======== DATA SECTION
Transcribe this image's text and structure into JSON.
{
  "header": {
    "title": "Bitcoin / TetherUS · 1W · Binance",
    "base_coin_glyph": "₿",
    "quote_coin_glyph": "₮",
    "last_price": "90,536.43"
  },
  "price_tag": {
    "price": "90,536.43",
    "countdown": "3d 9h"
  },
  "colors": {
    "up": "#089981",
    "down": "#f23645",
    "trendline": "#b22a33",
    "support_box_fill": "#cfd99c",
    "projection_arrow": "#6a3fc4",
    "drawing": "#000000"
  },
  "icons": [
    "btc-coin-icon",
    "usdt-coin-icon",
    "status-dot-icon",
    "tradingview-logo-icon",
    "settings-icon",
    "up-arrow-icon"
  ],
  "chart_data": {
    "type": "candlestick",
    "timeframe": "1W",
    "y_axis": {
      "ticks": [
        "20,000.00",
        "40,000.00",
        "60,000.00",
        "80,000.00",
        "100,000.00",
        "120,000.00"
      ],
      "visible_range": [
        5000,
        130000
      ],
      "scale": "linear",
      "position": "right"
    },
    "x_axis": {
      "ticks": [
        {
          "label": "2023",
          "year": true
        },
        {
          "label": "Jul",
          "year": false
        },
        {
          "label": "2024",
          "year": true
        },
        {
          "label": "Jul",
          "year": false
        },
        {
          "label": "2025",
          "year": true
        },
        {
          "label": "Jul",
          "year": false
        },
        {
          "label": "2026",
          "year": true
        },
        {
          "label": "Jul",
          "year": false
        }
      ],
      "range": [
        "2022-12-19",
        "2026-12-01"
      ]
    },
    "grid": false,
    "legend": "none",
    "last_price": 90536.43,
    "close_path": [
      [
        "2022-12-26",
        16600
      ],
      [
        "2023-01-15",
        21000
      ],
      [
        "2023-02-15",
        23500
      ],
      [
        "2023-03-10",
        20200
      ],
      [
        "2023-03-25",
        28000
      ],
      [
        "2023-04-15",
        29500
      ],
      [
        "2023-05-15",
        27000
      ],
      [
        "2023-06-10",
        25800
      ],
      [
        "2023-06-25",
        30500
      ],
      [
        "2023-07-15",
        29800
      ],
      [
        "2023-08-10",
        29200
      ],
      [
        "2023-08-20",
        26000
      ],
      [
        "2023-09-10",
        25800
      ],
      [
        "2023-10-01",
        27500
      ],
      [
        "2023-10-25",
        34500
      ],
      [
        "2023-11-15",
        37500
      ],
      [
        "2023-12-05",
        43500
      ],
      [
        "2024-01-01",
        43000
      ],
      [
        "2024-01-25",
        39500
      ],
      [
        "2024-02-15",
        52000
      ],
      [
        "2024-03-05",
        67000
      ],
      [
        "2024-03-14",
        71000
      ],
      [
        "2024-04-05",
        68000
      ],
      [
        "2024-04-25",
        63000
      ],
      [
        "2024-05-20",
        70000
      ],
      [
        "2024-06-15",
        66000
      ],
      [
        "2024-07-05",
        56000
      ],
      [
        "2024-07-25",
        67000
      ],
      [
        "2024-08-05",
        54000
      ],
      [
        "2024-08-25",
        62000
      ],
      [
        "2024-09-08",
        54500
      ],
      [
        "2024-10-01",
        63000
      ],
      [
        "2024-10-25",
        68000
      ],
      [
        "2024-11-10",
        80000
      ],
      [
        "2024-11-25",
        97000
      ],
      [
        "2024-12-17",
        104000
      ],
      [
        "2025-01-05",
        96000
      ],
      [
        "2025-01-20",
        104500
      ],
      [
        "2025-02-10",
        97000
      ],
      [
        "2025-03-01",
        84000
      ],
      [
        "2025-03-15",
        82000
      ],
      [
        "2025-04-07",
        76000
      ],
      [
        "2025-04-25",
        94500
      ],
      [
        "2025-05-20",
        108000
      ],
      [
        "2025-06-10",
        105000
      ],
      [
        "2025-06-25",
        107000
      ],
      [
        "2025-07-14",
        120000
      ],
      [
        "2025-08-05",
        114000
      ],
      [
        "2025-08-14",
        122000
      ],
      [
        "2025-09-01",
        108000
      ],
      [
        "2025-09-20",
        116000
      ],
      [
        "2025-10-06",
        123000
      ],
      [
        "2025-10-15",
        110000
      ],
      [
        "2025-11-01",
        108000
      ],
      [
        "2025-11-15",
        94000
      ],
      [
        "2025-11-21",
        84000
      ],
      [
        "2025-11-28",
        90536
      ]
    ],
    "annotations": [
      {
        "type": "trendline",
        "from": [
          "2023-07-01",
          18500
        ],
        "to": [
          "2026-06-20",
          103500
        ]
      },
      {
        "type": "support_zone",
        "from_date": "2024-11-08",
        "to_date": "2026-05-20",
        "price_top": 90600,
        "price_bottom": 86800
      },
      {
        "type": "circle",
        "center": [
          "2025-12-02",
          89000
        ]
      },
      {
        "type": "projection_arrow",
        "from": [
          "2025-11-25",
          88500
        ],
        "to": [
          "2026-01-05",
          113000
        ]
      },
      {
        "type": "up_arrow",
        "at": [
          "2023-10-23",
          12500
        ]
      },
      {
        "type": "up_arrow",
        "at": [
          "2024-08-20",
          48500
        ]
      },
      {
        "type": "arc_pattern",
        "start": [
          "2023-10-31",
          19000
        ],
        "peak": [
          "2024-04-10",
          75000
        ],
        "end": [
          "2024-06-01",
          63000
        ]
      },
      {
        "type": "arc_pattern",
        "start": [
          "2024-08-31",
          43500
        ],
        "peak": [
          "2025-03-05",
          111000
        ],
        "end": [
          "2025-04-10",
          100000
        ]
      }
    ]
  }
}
================
GIVEN REQUEST
Retype the whole listing, matching it exactly.

OUTPUT OF THE TASK
Transcribe this image's text and structure into JSON.
{
  "header": {
    "title": "Bitcoin / TetherUS · 1W · Binance",
    "base_coin_glyph": "₿",
    "quote_coin_glyph": "₮",
    "last_price": "90,536.43"
  },
  "price_tag": {
    "price": "90,536.43",
    "countdown": "3d 9h"
  },
  "colors": {
    "up": "#089981",
    "down": "#f23645",
    "trendline": "#b22a33",
    "support_box_fill": "#cfd99c",
    "projection_arrow": "#6a3fc4",
    "drawing": "#000000"
  },
  "icons": [
    "btc-coin-icon",
    "usdt-coin-icon",
    "status-dot-icon",
    "tradingview-logo-icon",
    "settings-icon",
    "up-arrow-icon"
  ],
  "chart_data": {
    "type": "candlestick",
    "timeframe": "1W",
    "y_axis": {
      "ticks": [
        "20,000.00",
        "40,000.00",
        "60,000.00",
        "80,000.00",
        "100,000.00",
        "120,000.00"
      ],
      "visible_range": [
        5000,
        130000
      ],
      "scale": "linear",
      "position": "right"
    },
    "x_axis": {
      "ticks": [
        {
          "label": "2023",
          "year": true
        },
        {
          "label": "Jul",
          "year": false
        },
        {
          "label": "2024",
          "year": true
        },
        {
          "label": "Jul",
          "year": false
        },
        {
          "label": "2025",
          "year": true
        },
        {
          "label": "Jul",
          "year": false
        },
        {
          "label": "2026",
          "year": true
        },
        {
          "label": "Jul",
          "year": false
        }
      ],
      "range": [
        "2022-12-19",
        "2026-12-01"
      ]
    },
    "grid": false,
    "legend": "none",
    "last_price": 90536.43,
    "close_path": [
      [
        "2022-12-26",
        16600
      ],
      [
        "2023-01-15",
        21000
      ],
      [
        "2023-02-15",
        23500
      ],
      [
        "2023-03-10",
        20200
      ],
      [
        "2023-03-25",
        28000
      ],
      [
        "2023-04-15",
        29500
      ],
      [
        "2023-05-15",
        27000
      ],
      [
        "2023-06-10",
        25800
      ],
      [
        "2023-06-25",
        30500
      ],
      [
        "2023-07-15",
        29800
      ],
      [
        "2023-08-10",
        29200
      ],
      [
        "2023-08-20",
        26000
      ],
      [
        "2023-09-10",
        25800
      ],
      [
        "2023-10-01",
        27500
      ],
      [
        "2023-10-25",
        34500
      ],
      [
        "2023-11-15",
        37500
      ],
      [
        "2023-12-05",
        43500
      ],
      [
        "2024-01-01",
        43000
      ],
      [
        "2024-01-25",
        39500
      ],
      [
        "2024-02-15",
        52000
      ],
      [
        "2024-03-05",
        67000
      ],
      [
        "2024-03-14",
        71000
      ],
      [
        "2024-04-05",
        68000
      ],
      [
        "2024-04-25",
        63000
      ],
      [
        "2024-05-20",
        70000
      ],
      [
        "2024-06-15",
        66000
      ],
      [
        "2024-07-05",
        56000
      ],
      [
        "2024-07-25",
        67000
      ],
      [
        "2024-08-05",
        54000
      ],
      [
        "2024-08-25",
        62000
      ],
      [
        "2024-09-08",
        54500
      ],
      [
        "2024-10-01",
        63000
      ],
      [
        "2024-10-25",
        68000
      ],
      [
        "2024-11-10",
        80000
      ],
      [
        "2024-11-25",
        97000
      ],
      [
        "2024-12-17",
        104000
      ],
      [
        "2025-01-05",
        96000
      ],
      [
        "2025-01-20",
        104500
      ],
      [
        "2025-02-10",
        97000
      ],
      [
        "2025-03-01",
        84000
      ],
      [
        "2025-03-15",
        82000
      ],
      [
        "2025-04-07",
        76000
      ],
      [
        "2025-04-25",
        94500
      ],
      [
        "2025-05-20",
        108000
      ],
      [
        "2025-06-10",
        105000
      ],
      [
        "2025-06-25",
        107000
      ],
      [
        "2025-07-14",
        120000
      ],
      [
        "2025-08-05",
        114000
      ],
      [
        "2025-08-14",
        122000
      ],
      [
        "2025-09-01",
        108000
      ],
      [
        "2025-09-20",
        116000
      ],
      [
        "2025-10-06",
        123000
      ],
      [
        "2025-10-15",
        110000
      ],
      [
        "2025-11-01",
        108000
      ],
      [
        "2025-11-15",
        94000
      ],
      [
        "2025-11-21",
        84000
      ],
      [
        "2025-11-28",
        90536
      ]
    ],
    "annotations": [
      {
        "type": "trendline",
        "from": [
          "2023-07-01",
          18500
        ],
        "to": [
          "2026-06-20",
          103500
        ]
      },
      {
        "type": "support_zone",
        "from_date": "2024-11-08",
        "to_date": "2026-05-20",
        "price_top": 90600,
        "price_bottom": 86800
      },
      {
        "type": "circle",
        "center": [
          "2025-12-02",
          89000
        ]
      },
      {
        "type": "projection_arrow",
        "from": [
          "2025-11-25",
          88500
        ],
        "to": [
          "2026-01-05",
          113000
        ]
      },
      {
        "type": "up_arrow",
        "at": [
          "2023-10-23",
          12500
        ]
      },
      {
        "type": "up_arrow",
        "at": [
          "2024-08-20",
          48500
        ]
      },
      {
        "type": "arc_pattern",
        "start": [
          "2023-10-31",
          19000
        ],
        "peak": [
          "2024-04-10",
          75000
        ],
        "end": [
          "2024-06-01",
          63000
        ]
      },
      {
        "type": "arc_pattern",
        "start": [
          "2024-08-31",
          43500
        ],
        "peak": [
          "2025-03-05",
          111000
        ],
        "end": [
          "2025-04-10",
          100000
        ]
      }
    ]
  }
}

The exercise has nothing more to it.